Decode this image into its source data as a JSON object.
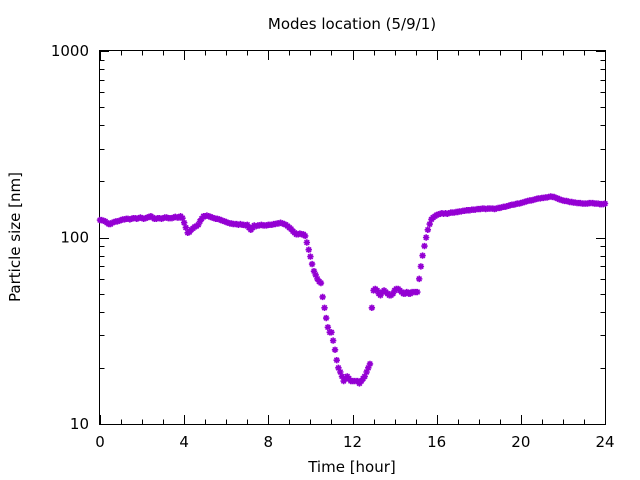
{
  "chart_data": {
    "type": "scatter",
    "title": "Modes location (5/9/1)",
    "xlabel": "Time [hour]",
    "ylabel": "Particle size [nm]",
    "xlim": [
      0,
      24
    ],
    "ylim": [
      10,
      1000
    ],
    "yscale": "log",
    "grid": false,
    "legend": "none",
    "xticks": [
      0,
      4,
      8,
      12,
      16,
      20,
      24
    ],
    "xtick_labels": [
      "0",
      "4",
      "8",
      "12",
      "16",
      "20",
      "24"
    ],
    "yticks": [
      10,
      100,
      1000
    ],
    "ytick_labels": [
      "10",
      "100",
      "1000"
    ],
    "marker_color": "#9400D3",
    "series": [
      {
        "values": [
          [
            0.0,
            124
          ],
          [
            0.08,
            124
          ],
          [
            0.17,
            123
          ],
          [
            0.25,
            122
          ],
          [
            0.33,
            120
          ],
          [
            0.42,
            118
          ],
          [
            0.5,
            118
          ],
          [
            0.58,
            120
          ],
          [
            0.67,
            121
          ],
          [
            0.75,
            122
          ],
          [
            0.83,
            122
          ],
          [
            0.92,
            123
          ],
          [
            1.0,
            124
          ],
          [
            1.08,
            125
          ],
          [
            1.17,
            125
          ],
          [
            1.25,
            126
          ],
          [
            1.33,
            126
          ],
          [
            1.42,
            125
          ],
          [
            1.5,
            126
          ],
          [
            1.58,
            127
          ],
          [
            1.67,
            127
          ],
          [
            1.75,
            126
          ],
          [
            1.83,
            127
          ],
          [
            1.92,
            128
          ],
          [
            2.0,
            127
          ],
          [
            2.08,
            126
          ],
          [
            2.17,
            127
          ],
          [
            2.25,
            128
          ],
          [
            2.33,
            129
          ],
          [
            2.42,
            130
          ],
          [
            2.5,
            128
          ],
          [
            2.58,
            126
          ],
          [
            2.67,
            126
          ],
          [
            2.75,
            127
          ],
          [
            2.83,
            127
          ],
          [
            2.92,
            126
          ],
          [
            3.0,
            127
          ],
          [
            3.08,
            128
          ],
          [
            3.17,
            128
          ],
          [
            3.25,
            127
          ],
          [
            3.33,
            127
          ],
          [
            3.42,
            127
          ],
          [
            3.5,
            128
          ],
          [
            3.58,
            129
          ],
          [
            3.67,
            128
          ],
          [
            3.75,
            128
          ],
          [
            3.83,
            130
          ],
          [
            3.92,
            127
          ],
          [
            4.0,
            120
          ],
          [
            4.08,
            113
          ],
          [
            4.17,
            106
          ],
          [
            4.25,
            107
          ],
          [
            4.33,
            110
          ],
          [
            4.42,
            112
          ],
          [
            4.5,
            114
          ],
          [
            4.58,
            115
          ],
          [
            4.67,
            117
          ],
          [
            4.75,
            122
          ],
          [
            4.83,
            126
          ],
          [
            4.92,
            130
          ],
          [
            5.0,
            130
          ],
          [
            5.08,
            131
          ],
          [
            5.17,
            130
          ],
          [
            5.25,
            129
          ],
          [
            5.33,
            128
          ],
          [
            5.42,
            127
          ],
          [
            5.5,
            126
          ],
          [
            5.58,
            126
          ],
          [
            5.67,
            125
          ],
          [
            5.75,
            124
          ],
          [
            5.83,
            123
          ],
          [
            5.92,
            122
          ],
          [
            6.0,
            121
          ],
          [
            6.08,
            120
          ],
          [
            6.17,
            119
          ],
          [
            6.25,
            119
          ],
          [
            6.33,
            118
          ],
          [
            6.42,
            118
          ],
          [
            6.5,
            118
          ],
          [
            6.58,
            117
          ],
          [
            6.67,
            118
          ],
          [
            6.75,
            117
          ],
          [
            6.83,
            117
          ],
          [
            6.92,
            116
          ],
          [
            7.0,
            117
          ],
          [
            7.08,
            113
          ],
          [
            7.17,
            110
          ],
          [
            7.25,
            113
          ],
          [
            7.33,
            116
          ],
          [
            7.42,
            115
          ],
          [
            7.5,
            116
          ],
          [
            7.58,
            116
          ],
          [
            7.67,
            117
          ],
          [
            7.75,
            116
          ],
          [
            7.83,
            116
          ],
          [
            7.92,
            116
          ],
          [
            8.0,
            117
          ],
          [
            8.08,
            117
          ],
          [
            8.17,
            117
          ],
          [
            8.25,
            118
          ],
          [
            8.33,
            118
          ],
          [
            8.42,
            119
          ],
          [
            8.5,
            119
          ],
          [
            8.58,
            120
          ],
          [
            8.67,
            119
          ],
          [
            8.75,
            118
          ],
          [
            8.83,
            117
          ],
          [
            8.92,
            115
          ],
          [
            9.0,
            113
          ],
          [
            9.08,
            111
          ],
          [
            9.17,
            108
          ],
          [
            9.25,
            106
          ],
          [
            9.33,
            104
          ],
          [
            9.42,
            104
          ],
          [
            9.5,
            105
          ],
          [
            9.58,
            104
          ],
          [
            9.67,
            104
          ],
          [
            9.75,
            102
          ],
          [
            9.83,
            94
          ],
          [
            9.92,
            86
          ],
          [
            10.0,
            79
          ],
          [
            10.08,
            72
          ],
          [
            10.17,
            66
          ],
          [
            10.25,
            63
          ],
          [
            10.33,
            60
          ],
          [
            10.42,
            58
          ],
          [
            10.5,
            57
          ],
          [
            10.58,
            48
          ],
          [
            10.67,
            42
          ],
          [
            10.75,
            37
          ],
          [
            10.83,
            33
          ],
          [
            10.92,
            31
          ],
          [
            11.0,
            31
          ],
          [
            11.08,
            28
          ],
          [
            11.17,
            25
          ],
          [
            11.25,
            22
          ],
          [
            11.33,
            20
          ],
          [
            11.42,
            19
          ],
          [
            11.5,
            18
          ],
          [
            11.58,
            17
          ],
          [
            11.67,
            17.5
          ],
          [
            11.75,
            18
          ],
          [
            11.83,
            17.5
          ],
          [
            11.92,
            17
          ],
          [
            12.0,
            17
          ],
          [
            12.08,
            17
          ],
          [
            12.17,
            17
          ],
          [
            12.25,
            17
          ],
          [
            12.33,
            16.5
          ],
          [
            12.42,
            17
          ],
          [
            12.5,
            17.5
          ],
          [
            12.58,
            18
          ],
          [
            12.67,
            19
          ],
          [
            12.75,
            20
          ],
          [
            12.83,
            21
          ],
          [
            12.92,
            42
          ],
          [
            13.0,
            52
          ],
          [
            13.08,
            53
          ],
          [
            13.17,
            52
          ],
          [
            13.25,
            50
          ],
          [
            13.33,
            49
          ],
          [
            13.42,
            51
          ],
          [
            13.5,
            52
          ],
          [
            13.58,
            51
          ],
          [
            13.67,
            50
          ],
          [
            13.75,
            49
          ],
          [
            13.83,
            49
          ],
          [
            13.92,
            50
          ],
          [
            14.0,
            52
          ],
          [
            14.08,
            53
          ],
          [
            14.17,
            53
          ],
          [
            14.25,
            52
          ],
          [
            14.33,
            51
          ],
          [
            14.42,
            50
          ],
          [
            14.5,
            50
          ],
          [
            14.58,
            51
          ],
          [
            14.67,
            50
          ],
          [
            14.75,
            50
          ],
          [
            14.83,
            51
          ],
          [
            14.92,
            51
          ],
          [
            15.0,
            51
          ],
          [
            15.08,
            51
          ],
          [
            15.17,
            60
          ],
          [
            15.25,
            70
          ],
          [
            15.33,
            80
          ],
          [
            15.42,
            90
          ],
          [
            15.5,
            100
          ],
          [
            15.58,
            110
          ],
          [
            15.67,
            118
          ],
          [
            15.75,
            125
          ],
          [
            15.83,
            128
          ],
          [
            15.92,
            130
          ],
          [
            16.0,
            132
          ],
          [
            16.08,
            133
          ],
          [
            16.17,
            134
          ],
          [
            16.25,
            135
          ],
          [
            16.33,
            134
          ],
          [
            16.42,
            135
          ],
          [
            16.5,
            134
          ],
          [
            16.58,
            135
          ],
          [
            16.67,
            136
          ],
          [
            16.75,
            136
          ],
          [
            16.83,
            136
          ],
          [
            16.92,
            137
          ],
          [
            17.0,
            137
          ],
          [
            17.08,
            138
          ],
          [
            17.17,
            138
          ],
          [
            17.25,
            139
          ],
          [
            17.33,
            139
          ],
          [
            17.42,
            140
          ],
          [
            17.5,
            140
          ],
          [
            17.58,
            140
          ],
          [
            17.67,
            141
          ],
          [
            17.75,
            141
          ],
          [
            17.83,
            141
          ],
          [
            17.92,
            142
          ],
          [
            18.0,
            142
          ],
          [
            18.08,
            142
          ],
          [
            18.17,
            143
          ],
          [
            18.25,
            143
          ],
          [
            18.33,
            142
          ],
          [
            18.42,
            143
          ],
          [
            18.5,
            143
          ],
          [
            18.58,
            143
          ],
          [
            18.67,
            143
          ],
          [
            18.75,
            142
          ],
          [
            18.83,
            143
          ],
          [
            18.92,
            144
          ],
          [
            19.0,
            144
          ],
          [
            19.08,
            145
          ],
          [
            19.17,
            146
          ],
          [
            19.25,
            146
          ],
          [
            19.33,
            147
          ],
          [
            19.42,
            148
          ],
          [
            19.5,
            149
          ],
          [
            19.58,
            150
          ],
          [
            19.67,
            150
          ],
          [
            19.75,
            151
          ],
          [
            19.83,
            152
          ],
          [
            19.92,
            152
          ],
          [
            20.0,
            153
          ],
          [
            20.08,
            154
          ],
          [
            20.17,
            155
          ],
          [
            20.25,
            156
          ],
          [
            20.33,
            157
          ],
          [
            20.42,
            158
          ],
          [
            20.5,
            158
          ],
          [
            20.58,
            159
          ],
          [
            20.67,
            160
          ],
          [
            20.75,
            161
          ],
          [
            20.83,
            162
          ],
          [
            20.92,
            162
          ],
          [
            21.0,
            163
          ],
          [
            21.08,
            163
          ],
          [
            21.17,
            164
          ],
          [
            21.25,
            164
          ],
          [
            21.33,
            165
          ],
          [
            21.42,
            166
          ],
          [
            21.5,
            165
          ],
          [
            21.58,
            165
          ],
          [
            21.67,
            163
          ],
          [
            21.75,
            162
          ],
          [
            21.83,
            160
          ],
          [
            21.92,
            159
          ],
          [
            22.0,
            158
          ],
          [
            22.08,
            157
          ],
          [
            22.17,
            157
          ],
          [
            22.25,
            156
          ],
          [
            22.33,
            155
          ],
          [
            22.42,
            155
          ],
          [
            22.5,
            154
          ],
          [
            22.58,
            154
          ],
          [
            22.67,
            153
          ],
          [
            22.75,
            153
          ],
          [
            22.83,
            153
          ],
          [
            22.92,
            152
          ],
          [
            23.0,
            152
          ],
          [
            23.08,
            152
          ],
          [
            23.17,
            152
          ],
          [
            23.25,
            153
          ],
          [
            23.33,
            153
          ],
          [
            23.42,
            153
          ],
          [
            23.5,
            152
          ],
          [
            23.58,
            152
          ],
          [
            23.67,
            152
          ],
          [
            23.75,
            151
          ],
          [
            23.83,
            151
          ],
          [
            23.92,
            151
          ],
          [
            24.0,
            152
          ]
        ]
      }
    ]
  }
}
___
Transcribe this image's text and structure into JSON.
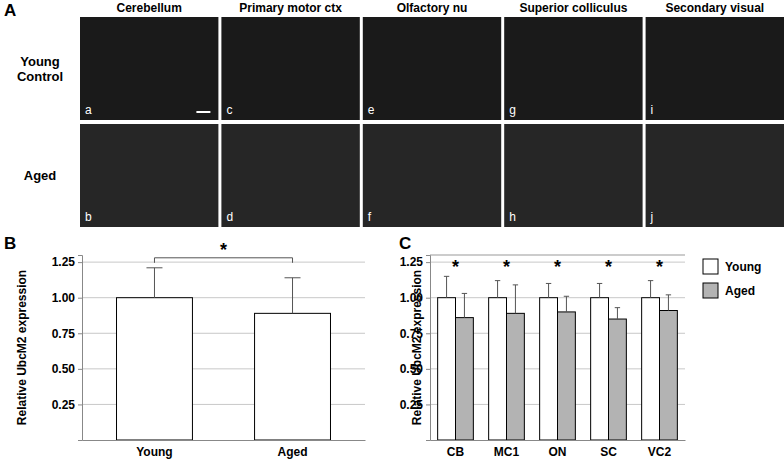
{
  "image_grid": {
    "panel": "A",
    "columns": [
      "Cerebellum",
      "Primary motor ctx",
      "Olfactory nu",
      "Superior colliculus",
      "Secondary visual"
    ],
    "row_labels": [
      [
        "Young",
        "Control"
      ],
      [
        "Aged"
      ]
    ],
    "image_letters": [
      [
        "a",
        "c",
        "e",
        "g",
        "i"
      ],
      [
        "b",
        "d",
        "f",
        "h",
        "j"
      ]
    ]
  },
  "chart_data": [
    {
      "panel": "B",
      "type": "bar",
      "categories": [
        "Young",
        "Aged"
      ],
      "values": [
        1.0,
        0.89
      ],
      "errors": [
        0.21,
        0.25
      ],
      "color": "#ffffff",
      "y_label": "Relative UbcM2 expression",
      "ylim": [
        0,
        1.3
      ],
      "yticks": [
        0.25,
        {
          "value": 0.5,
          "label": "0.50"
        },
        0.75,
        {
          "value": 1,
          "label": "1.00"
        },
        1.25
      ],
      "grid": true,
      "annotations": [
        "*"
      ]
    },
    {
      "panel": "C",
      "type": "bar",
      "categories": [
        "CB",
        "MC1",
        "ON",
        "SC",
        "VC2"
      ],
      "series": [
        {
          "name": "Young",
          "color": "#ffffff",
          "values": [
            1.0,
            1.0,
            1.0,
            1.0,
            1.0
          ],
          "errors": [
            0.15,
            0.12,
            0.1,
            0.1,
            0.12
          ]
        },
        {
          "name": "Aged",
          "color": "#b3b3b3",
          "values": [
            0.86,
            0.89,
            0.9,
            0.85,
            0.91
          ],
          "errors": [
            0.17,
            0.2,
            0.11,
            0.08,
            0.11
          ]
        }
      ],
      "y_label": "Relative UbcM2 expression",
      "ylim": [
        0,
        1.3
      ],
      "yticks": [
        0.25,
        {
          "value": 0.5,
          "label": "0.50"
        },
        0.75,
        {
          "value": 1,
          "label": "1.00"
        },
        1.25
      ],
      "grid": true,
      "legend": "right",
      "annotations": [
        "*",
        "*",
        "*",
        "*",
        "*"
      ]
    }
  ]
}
___
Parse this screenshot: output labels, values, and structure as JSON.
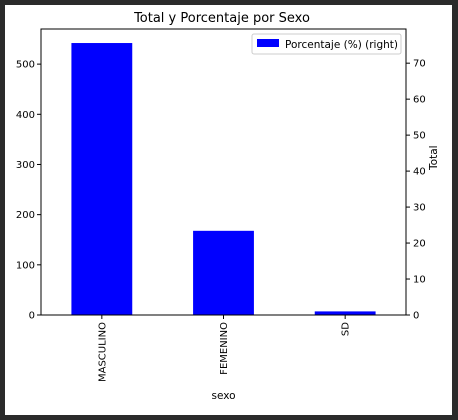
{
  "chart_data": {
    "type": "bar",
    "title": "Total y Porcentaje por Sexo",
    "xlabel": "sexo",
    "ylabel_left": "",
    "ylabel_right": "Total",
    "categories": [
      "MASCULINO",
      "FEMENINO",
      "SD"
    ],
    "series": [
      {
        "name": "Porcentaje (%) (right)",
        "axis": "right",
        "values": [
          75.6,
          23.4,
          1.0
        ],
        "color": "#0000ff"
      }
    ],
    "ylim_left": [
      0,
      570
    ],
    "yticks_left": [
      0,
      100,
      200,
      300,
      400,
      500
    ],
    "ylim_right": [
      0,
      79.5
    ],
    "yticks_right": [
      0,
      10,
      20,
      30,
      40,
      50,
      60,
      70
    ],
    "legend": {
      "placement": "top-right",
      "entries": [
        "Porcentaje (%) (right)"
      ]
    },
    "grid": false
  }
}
___
EXERCISE:
Check each line above for the word "type" and copy the ones that have it.

FINAL RESULT:
    "type": "scatter",
      "type": "bar",
      "type": "bar",
    "type": "bar",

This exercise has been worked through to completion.